Directions for this task
Find "Transcribe this image's" in the data, then restate the line it sits in and every later line word for word, ending with the last line.

(Entries with figure data)
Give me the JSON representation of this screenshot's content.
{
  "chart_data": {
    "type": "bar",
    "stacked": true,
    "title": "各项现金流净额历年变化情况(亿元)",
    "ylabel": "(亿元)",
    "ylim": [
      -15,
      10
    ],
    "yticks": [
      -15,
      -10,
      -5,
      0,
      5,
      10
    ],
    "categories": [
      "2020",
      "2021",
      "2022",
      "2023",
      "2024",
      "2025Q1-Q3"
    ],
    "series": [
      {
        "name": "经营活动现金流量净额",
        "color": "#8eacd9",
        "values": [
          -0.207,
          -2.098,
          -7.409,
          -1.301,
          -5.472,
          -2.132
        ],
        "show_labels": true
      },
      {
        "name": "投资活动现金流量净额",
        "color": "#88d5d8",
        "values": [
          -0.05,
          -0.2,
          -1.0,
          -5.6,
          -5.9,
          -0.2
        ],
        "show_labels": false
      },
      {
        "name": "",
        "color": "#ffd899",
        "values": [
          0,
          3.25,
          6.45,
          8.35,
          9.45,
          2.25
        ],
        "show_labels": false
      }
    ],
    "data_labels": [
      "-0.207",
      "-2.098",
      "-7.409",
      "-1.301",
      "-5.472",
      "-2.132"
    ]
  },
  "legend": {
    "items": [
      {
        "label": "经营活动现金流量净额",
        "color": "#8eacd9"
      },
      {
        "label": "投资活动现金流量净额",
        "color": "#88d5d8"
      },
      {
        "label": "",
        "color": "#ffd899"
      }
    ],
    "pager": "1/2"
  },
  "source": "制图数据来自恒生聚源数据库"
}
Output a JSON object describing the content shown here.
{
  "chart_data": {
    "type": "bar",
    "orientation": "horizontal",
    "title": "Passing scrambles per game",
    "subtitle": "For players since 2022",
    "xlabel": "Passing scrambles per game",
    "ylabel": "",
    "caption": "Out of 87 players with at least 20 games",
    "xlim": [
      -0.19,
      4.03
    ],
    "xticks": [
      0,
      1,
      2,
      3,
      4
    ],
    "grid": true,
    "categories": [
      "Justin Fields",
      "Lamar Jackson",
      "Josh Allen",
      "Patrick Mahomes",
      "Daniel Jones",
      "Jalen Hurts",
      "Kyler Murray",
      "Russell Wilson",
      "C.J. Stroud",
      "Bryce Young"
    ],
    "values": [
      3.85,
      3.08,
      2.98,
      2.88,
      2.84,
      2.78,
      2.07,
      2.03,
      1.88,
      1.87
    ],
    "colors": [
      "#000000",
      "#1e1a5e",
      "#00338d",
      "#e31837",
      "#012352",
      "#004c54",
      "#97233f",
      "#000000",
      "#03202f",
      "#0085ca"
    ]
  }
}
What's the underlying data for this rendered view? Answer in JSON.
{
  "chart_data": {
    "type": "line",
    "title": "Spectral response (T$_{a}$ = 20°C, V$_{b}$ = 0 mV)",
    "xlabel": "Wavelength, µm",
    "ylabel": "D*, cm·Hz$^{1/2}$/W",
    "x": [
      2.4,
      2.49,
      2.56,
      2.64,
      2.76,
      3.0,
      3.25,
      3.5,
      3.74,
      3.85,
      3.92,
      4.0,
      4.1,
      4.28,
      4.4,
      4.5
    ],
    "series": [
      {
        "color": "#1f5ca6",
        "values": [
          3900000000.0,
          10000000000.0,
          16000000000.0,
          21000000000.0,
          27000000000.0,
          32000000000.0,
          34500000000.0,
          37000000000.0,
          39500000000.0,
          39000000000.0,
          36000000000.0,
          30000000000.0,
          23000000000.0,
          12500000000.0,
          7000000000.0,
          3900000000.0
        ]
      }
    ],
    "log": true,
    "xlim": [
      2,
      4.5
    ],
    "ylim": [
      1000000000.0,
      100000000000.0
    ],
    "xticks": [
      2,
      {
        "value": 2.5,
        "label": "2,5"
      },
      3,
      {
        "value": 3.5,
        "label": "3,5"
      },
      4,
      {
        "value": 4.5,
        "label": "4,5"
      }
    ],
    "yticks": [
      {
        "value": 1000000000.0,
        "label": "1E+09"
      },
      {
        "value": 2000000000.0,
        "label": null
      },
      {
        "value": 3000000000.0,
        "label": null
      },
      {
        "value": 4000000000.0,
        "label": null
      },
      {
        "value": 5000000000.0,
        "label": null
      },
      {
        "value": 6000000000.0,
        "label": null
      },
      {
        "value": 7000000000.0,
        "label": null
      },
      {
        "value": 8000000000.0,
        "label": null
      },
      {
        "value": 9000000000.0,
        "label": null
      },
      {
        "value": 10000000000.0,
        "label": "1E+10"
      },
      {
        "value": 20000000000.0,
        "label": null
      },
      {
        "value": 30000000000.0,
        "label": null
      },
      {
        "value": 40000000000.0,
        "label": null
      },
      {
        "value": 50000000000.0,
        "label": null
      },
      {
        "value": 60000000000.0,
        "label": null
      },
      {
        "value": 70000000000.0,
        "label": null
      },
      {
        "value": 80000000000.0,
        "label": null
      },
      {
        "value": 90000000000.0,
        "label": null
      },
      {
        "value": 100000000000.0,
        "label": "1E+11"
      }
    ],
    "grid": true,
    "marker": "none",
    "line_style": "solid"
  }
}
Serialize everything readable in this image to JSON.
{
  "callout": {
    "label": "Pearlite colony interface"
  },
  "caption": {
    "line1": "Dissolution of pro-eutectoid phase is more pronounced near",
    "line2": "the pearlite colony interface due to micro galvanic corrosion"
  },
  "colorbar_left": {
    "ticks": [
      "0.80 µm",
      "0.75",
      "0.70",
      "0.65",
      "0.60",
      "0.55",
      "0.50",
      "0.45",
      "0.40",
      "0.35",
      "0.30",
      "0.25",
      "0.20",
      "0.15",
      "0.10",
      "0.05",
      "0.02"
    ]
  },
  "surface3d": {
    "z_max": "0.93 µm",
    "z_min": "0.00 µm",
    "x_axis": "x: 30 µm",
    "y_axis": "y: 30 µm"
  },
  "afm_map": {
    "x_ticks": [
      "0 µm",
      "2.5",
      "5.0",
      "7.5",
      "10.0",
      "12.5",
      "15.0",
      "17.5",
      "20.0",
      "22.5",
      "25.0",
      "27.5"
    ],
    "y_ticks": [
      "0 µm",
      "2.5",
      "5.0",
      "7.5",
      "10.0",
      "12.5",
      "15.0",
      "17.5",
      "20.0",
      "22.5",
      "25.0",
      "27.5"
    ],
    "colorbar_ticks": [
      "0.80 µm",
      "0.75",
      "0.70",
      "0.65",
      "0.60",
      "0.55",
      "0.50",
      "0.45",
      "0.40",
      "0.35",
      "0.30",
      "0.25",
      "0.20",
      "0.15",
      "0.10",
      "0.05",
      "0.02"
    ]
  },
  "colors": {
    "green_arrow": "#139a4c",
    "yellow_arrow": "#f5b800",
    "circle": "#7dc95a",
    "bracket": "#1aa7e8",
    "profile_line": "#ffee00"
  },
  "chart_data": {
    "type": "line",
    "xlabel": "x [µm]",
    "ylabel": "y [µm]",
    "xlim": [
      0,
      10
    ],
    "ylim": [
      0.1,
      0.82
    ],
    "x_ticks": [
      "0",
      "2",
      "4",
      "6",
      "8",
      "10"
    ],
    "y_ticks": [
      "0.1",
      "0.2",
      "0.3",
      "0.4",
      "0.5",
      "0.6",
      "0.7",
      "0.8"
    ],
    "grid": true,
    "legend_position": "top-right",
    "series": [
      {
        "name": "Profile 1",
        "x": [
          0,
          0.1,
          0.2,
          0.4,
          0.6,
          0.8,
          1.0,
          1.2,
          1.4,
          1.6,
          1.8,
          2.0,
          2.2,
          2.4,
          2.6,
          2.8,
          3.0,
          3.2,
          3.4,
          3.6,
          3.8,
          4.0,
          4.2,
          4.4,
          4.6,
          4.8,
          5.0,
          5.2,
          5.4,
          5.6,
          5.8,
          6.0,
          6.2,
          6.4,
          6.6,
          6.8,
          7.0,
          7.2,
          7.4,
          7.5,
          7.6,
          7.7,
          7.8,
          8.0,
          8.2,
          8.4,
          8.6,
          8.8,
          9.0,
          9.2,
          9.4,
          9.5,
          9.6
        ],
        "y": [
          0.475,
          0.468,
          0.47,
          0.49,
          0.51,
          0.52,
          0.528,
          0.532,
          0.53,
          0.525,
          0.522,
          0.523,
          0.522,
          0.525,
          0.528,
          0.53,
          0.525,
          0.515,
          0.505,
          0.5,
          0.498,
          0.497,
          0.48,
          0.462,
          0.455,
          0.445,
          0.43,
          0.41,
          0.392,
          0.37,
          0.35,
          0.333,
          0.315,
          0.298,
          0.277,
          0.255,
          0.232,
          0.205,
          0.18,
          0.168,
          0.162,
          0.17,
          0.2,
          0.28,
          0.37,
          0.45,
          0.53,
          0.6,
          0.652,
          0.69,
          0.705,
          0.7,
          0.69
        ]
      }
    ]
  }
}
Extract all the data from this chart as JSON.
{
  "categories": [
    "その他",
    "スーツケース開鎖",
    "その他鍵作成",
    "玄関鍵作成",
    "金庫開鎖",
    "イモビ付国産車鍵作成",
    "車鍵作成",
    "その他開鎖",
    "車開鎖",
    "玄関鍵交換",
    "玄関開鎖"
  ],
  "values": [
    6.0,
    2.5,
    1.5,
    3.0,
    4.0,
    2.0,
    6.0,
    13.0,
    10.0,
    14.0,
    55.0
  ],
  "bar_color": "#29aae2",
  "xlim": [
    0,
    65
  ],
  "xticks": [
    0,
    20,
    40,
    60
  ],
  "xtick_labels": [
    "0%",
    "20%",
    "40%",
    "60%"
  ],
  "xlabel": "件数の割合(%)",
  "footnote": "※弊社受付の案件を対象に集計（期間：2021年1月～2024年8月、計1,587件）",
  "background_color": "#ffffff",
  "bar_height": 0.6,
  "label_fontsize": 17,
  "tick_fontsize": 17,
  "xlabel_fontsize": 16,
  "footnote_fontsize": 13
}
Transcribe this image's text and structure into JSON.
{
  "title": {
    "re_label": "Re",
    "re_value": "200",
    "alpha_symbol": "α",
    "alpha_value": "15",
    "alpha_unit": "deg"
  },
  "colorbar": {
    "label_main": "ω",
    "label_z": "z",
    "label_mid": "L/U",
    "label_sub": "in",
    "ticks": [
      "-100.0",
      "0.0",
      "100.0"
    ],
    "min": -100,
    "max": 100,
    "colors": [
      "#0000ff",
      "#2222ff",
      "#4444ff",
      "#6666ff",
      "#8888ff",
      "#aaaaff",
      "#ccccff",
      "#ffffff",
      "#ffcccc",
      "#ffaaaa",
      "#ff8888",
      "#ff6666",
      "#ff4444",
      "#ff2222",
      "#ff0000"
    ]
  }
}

Exercise result
Transcribe this image's text and structure into JSON.
{
  "title": {
    "re_label": "Re",
    "re_value": "200",
    "alpha_symbol": "α",
    "alpha_value": "15",
    "alpha_unit": "deg"
  },
  "colorbar": {
    "label_main": "ω",
    "label_z": "z",
    "label_mid": "L/U",
    "label_sub": "in",
    "ticks": [
      "-100.0",
      "0.0",
      "100.0"
    ],
    "min": -100,
    "max": 100,
    "colors": [
      "#0000ff",
      "#2222ff",
      "#4444ff",
      "#6666ff",
      "#8888ff",
      "#aaaaff",
      "#ccccff",
      "#ffffff",
      "#ffcccc",
      "#ffaaaa",
      "#ff8888",
      "#ff6666",
      "#ff4444",
      "#ff2222",
      "#ff0000"
    ]
  }
}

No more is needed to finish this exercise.